Record set
_ _ _ _ _ _ _
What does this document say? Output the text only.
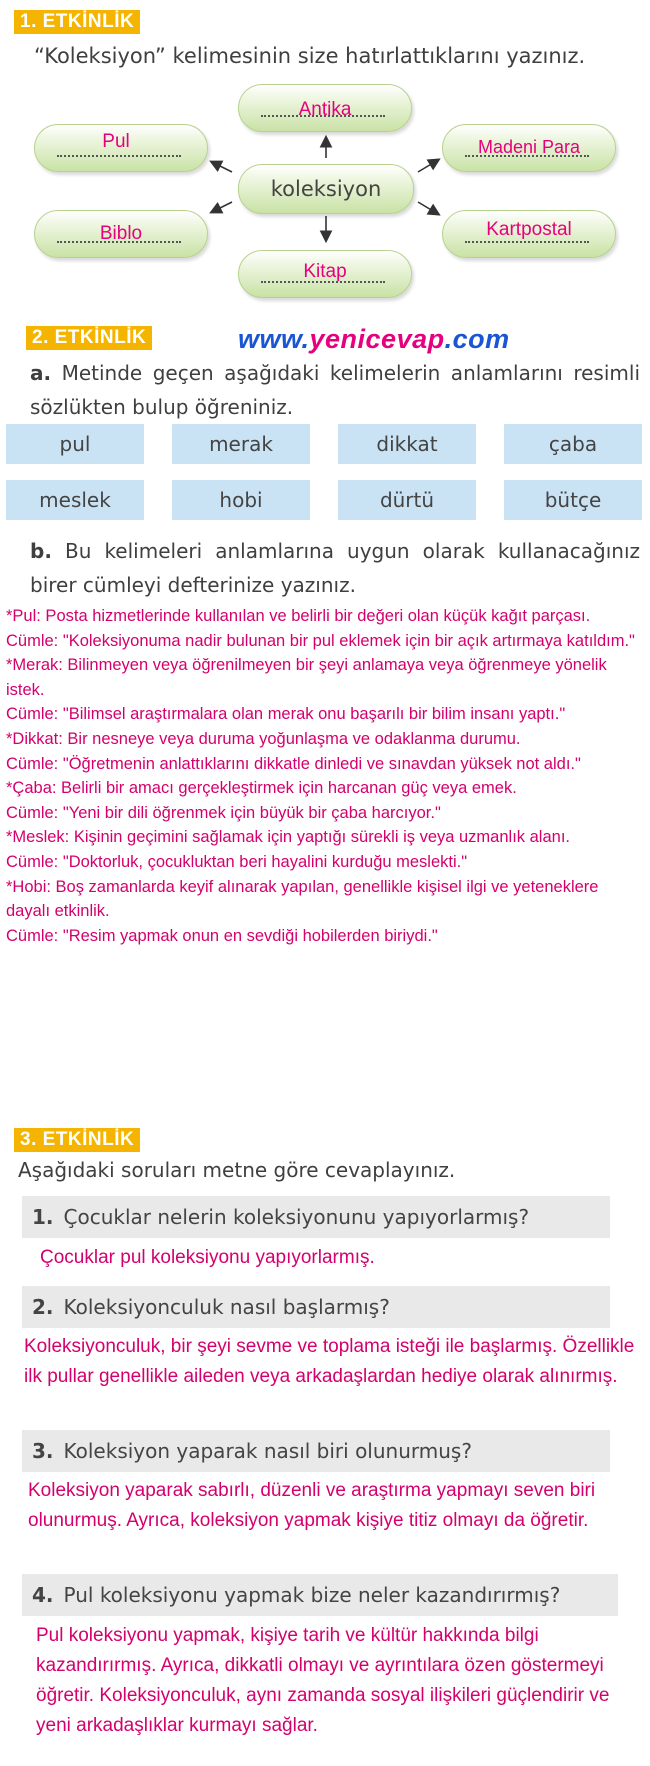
1. ETKİNLİK
“Koleksiyon” kelimesinin size hatırlattıklarını yazınız.
Antika
Pul	Madeni Para
koleksiyon
Biblo	Kartpostal
Kitap
2. ETKİNLİK	www.yenicevap.com
a. Metinde geçen aşağıdaki kelimelerin anlamlarını resimli sözlükten bulup öğreniniz.
pul	merak	dikkat	çaba
meslek	hobi	dürtü	bütçe
b. Bu kelimeleri anlamlarına uygun olarak kullanacağınız birer cümleyi defterinize yazınız.
*Pul: Posta hizmetlerinde kullanılan ve belirli bir değeri olan küçük kağıt parçası.
Cümle: "Koleksiyonuma nadir bulunan bir pul eklemek için bir açık artırmaya katıldım."
*Merak: Bilinmeyen veya öğrenilmeyen bir şeyi anlamaya veya öğrenmeye yönelik istek.
Cümle: "Bilimsel araştırmalara olan merak onu başarılı bir bilim insanı yaptı."
*Dikkat: Bir nesneye veya duruma yoğunlaşma ve odaklanma durumu.
Cümle: "Öğretmenin anlattıklarını dikkatle dinledi ve sınavdan yüksek not aldı."
*Çaba: Belirli bir amacı gerçekleştirmek için harcanan güç veya emek.
Cümle: "Yeni bir dili öğrenmek için büyük bir çaba harcıyor."
*Meslek: Kişinin geçimini sağlamak için yaptığı sürekli iş veya uzmanlık alanı.
Cümle: "Doktorluk, çocukluktan beri hayalini kurduğu meslekti."
*Hobi: Boş zamanlarda keyif alınarak yapılan, genellikle kişisel ilgi ve yeteneklere dayalı etkinlik.
Cümle: "Resim yapmak onun en sevdiği hobilerden biriydi."
3. ETKİNLİK
Aşağıdaki soruları metne göre cevaplayınız.
1. Çocuklar nelerin koleksiyonunu yapıyorlarmış?
Çocuklar pul koleksiyonu yapıyorlarmış.
2. Koleksiyonculuk nasıl başlarmış?
Koleksiyonculuk, bir şeyi sevme ve toplama isteği ile başlarmış. Özellikle ilk pullar genellikle aileden veya arkadaşlardan hediye olarak alınırmış.
3. Koleksiyon yaparak nasıl biri olunurmuş?
Koleksiyon yaparak sabırlı, düzenli ve araştırma yapmayı seven biri olunurmuş. Ayrıca, koleksiyon yapmak kişiye titiz olmayı da öğretir.
4. Pul koleksiyonu yapmak bize neler kazandırırmış?
Pul koleksiyonu yapmak, kişiye tarih ve kültür hakkında bilgi kazandırırmış. Ayrıca, dikkatli olmayı ve ayrıntılara özen göstermeyi öğretir. Koleksiyonculuk, aynı zamanda sosyal ilişkileri güçlendirir ve yeni arkadaşlıklar kurmayı sağlar.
_ _ _ _ _ _ _
Aim of the task
Reproduce the records, all of them, word for word; omit the pictures.

Full answer
What does this document say? Output the text only.
1. ETKİNLİK
“Koleksiyon” kelimesinin size hatırlattıklarını yazınız.
Antika
Pul	Madeni Para
koleksiyon
Biblo	Kartpostal
Kitap
2. ETKİNLİK	www.yenicevap.com
a. Metinde geçen aşağıdaki kelimelerin anlamlarını resimli sözlükten bulup öğreniniz.
pul	merak	dikkat	çaba
meslek	hobi	dürtü	bütçe
b. Bu kelimeleri anlamlarına uygun olarak kullanacağınız birer cümleyi defterinize yazınız.
*Pul: Posta hizmetlerinde kullanılan ve belirli bir değeri olan küçük kağıt parçası.
Cümle: "Koleksiyonuma nadir bulunan bir pul eklemek için bir açık artırmaya katıldım."
*Merak: Bilinmeyen veya öğrenilmeyen bir şeyi anlamaya veya öğrenmeye yönelik istek.
Cümle: "Bilimsel araştırmalara olan merak onu başarılı bir bilim insanı yaptı."
*Dikkat: Bir nesneye veya duruma yoğunlaşma ve odaklanma durumu.
Cümle: "Öğretmenin anlattıklarını dikkatle dinledi ve sınavdan yüksek not aldı."
*Çaba: Belirli bir amacı gerçekleştirmek için harcanan güç veya emek.
Cümle: "Yeni bir dili öğrenmek için büyük bir çaba harcıyor."
*Meslek: Kişinin geçimini sağlamak için yaptığı sürekli iş veya uzmanlık alanı.
Cümle: "Doktorluk, çocukluktan beri hayalini kurduğu meslekti."
*Hobi: Boş zamanlarda keyif alınarak yapılan, genellikle kişisel ilgi ve yeteneklere dayalı etkinlik.
Cümle: "Resim yapmak onun en sevdiği hobilerden biriydi."
3. ETKİNLİK
Aşağıdaki soruları metne göre cevaplayınız.
1. Çocuklar nelerin koleksiyonunu yapıyorlarmış?
Çocuklar pul koleksiyonu yapıyorlarmış.
2. Koleksiyonculuk nasıl başlarmış?
Koleksiyonculuk, bir şeyi sevme ve toplama isteği ile başlarmış. Özellikle ilk pullar genellikle aileden veya arkadaşlardan hediye olarak alınırmış.
3. Koleksiyon yaparak nasıl biri olunurmuş?
Koleksiyon yaparak sabırlı, düzenli ve araştırma yapmayı seven biri olunurmuş. Ayrıca, koleksiyon yapmak kişiye titiz olmayı da öğretir.
4. Pul koleksiyonu yapmak bize neler kazandırırmış?
Pul koleksiyonu yapmak, kişiye tarih ve kültür hakkında bilgi kazandırırmış. Ayrıca, dikkatli olmayı ve ayrıntılara özen göstermeyi öğretir. Koleksiyonculuk, aynı zamanda sosyal ilişkileri güçlendirir ve yeni arkadaşlıklar kurmayı sağlar.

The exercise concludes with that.